Sulawesi, Halmahera, 29Aug-8Sep12
From JS
Just returned from Manado this evening and was welcomed by the haze. The trip went pretty smoothly but it would surely be better if we could see all the birds parading in full view before us. Unfortunately, as we all know, that will never happen, so we are just happy to see whatever birds that showed. Overall, we recorded a total of at least 175 species including 119 lifers notwithstanding. Although the numbers pale in comparison to my Myanmar's trip (350, 150), photographing all 3 species of scrubfowls, 2 out of 2 bops, 7 out of 9 kingfishers and 2 out of 4 pittas would certainly make the trip satisfactory. Below is a short day-to-day summary of our trip.
Juvenile Blue-and-white Kingfisher ©Danny Lau. Pallid Cuckoo ©Lau JS
Female Black-bellied Koel - common, usually heard but difficult to see. Metallic Starling ©Danny Lau
29 Aug, Day 1
We started the trip awfully with 20min delay in flight arrival due to bad weather at Manado Airport. Thereafter, we got stuck in a heavy downpour and knee-deep flooded roads. Alas, an expected evening arrival at Kotamobagu at 5-6pm became a night arrival at around 8pm... Additionally, we also had a change of guide from Samuel to a non-stop coughing Antry (Con's guide at Tangkoko) because the former had a bad stomach. No birding was done today but from the car ride, I was able to identify 1 white-bellied imperial pigeon, so that's lifer no. 1.

• [Extracted material]

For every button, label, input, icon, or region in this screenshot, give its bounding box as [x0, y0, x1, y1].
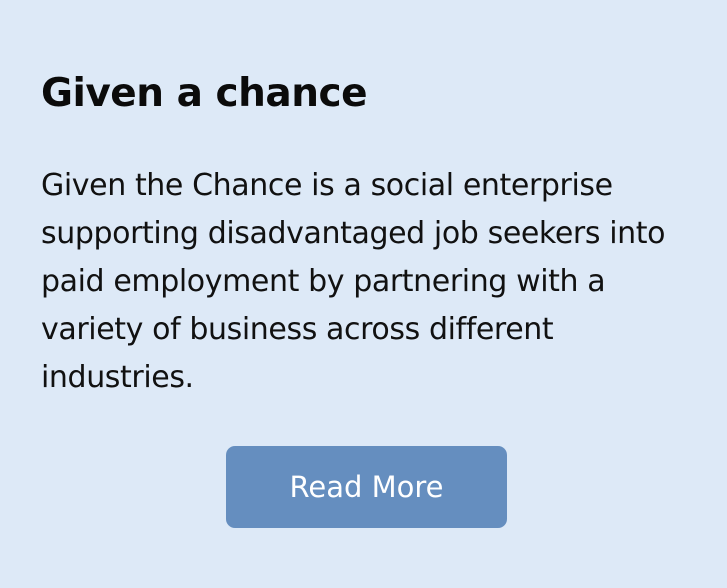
card-title: Given a chance [41, 71, 368, 116]
read-more-button[interactable]: Read More [226, 446, 507, 528]
read-more-button-label: Read More [289, 470, 444, 504]
card-description: Given the Chance is a social enterprise … [41, 168, 666, 395]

• [Task set]
1) Lay out every line of the entries as a Markdown table with the columns Number and Content, one row per line, skipping blank lines and leaving out the pictures.
2) Proceed with the birding trip report, picking up after its final sentence.
The entries bear no relation to the birding trip report.

• [Solved problems]
1)
| Number | Content |
|---|---|
| 1 | For every button, label, input, icon, or region in this screenshot, give its bounding box as [x0, y0, x1, y1]. |
| 2 | card-title: Given a chance [41, 71, 368, 116] |
| 3 | read-more-button[interactable]: Read More [226, 446, 507, 528] |
| 4 | read-more-button-label: Read More [289, 470, 444, 504] |
| 5 | card-description: Given the Chance is a social enterprise … [41, 168, 666, 395] |

2)
30 Aug, Day 2
Instead of heading to Gn Ambang today, we went for the Maleo at Tambun. Was told by Max, the local ranger of Tambun, that there was no rain on the day before but unfortunately, he said that too soon. It rained throughout the night and most of the ground birds would naturally move on. The sole compensation is a longer-than-normal view of open-perched Maleo and a friendly Sulawesi Dwarf Kingfisher that woke up to a larger home. Other noteworthy finds were a family of Bay Coucals, a White-Necked Myna amongst a flock of Grosbeak Starlings and a female Black-Naped Fruit-dove on nest. That was for our morning. In the afternoon, we birded Toraut. Alas, the raft and its anchoring tree was washed away by the rain and we could not reach the better forest. As a result, we dipped on the Maroon-Chinned Fruit-Dove but was relieved to see the Speckled Boobook was back at its manmade roost, a dilapidated building. Rain came again at 6pm to our misery. Fortunately, by then, we had opened our account on the raptors with a Spotted Harrier and added a flush oriental hobby subsequently. No night birding. Night at Tata Min Homestay.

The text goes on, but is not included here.